### WHAT IS REQUIRED
Output the records exactly. Include every line.

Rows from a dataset

»»

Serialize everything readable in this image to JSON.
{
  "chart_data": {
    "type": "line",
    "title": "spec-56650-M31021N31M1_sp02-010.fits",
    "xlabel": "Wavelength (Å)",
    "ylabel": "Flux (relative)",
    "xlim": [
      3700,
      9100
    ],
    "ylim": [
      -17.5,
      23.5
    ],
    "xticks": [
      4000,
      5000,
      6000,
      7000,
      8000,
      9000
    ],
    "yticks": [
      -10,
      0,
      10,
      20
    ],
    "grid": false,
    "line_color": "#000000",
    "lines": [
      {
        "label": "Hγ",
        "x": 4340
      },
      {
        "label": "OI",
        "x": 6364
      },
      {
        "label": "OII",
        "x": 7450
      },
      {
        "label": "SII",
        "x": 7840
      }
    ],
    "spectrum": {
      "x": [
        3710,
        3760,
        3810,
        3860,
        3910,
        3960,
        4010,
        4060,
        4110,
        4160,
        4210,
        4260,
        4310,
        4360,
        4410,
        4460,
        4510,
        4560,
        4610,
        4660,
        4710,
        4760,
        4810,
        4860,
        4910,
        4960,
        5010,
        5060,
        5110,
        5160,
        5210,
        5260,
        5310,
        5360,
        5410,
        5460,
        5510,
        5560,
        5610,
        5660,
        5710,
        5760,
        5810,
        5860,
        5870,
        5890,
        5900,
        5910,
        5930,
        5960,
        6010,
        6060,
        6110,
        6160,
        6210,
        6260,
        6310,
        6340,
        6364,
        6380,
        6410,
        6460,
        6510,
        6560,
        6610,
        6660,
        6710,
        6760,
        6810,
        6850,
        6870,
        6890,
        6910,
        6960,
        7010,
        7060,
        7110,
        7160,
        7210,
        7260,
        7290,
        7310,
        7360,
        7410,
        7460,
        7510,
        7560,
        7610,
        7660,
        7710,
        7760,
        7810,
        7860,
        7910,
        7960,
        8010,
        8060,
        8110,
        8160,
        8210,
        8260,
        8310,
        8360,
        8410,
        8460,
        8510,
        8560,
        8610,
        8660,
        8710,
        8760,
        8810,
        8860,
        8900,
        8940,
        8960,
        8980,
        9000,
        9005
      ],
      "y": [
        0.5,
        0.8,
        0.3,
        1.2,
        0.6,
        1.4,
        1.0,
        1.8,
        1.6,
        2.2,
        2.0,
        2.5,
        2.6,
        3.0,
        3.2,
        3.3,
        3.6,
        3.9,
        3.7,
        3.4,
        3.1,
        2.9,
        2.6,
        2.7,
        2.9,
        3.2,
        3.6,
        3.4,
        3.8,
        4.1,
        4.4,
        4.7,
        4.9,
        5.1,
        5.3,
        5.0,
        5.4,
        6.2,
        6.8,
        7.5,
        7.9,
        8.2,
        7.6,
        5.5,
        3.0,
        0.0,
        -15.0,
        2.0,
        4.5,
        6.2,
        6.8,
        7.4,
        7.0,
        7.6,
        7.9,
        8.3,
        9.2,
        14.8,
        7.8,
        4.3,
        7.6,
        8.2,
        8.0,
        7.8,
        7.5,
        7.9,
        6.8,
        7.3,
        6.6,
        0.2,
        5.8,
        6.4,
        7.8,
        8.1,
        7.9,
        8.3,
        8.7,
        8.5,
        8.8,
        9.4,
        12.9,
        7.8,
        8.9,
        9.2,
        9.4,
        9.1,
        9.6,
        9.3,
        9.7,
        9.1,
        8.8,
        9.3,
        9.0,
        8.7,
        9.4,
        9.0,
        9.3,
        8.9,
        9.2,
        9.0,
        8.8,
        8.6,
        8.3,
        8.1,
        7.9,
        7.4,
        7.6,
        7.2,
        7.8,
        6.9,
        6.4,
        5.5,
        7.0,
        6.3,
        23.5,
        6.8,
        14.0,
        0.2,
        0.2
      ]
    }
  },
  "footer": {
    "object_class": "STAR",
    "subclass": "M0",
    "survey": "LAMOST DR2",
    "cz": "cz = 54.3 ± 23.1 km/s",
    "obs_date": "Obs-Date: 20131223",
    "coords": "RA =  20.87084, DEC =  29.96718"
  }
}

««

### ANSWER TO THIS TASK
Serialize everything readable in this image to JSON.
{
  "chart_data": {
    "type": "line",
    "title": "spec-56650-M31021N31M1_sp02-010.fits",
    "xlabel": "Wavelength (Å)",
    "ylabel": "Flux (relative)",
    "xlim": [
      3700,
      9100
    ],
    "ylim": [
      -17.5,
      23.5
    ],
    "xticks": [
      4000,
      5000,
      6000,
      7000,
      8000,
      9000
    ],
    "yticks": [
      -10,
      0,
      10,
      20
    ],
    "grid": false,
    "line_color": "#000000",
    "lines": [
      {
        "label": "Hγ",
        "x": 4340
      },
      {
        "label": "OI",
        "x": 6364
      },
      {
        "label": "OII",
        "x": 7450
      },
      {
        "label": "SII",
        "x": 7840
      }
    ],
    "spectrum": {
      "x": [
        3710,
        3760,
        3810,
        3860,
        3910,
        3960,
        4010,
        4060,
        4110,
        4160,
        4210,
        4260,
        4310,
        4360,
        4410,
        4460,
        4510,
        4560,
        4610,
        4660,
        4710,
        4760,
        4810,
        4860,
        4910,
        4960,
        5010,
        5060,
        5110,
        5160,
        5210,
        5260,
        5310,
        5360,
        5410,
        5460,
        5510,
        5560,
        5610,
        5660,
        5710,
        5760,
        5810,
        5860,
        5870,
        5890,
        5900,
        5910,
        5930,
        5960,
        6010,
        6060,
        6110,
        6160,
        6210,
        6260,
        6310,
        6340,
        6364,
        6380,
        6410,
        6460,
        6510,
        6560,
        6610,
        6660,
        6710,
        6760,
        6810,
        6850,
        6870,
        6890,
        6910,
        6960,
        7010,
        7060,
        7110,
        7160,
        7210,
        7260,
        7290,
        7310,
        7360,
        7410,
        7460,
        7510,
        7560,
        7610,
        7660,
        7710,
        7760,
        7810,
        7860,
        7910,
        7960,
        8010,
        8060,
        8110,
        8160,
        8210,
        8260,
        8310,
        8360,
        8410,
        8460,
        8510,
        8560,
        8610,
        8660,
        8710,
        8760,
        8810,
        8860,
        8900,
        8940,
        8960,
        8980,
        9000,
        9005
      ],
      "y": [
        0.5,
        0.8,
        0.3,
        1.2,
        0.6,
        1.4,
        1.0,
        1.8,
        1.6,
        2.2,
        2.0,
        2.5,
        2.6,
        3.0,
        3.2,
        3.3,
        3.6,
        3.9,
        3.7,
        3.4,
        3.1,
        2.9,
        2.6,
        2.7,
        2.9,
        3.2,
        3.6,
        3.4,
        3.8,
        4.1,
        4.4,
        4.7,
        4.9,
        5.1,
        5.3,
        5.0,
        5.4,
        6.2,
        6.8,
        7.5,
        7.9,
        8.2,
        7.6,
        5.5,
        3.0,
        0.0,
        -15.0,
        2.0,
        4.5,
        6.2,
        6.8,
        7.4,
        7.0,
        7.6,
        7.9,
        8.3,
        9.2,
        14.8,
        7.8,
        4.3,
        7.6,
        8.2,
        8.0,
        7.8,
        7.5,
        7.9,
        6.8,
        7.3,
        6.6,
        0.2,
        5.8,
        6.4,
        7.8,
        8.1,
        7.9,
        8.3,
        8.7,
        8.5,
        8.8,
        9.4,
        12.9,
        7.8,
        8.9,
        9.2,
        9.4,
        9.1,
        9.6,
        9.3,
        9.7,
        9.1,
        8.8,
        9.3,
        9.0,
        8.7,
        9.4,
        9.0,
        9.3,
        8.9,
        9.2,
        9.0,
        8.8,
        8.6,
        8.3,
        8.1,
        7.9,
        7.4,
        7.6,
        7.2,
        7.8,
        6.9,
        6.4,
        5.5,
        7.0,
        6.3,
        23.5,
        6.8,
        14.0,
        0.2,
        0.2
      ]
    }
  },
  "footer": {
    "object_class": "STAR",
    "subclass": "M0",
    "survey": "LAMOST DR2",
    "cz": "cz = 54.3 ± 23.1 km/s",
    "obs_date": "Obs-Date: 20131223",
    "coords": "RA =  20.87084, DEC =  29.96718"
  }
}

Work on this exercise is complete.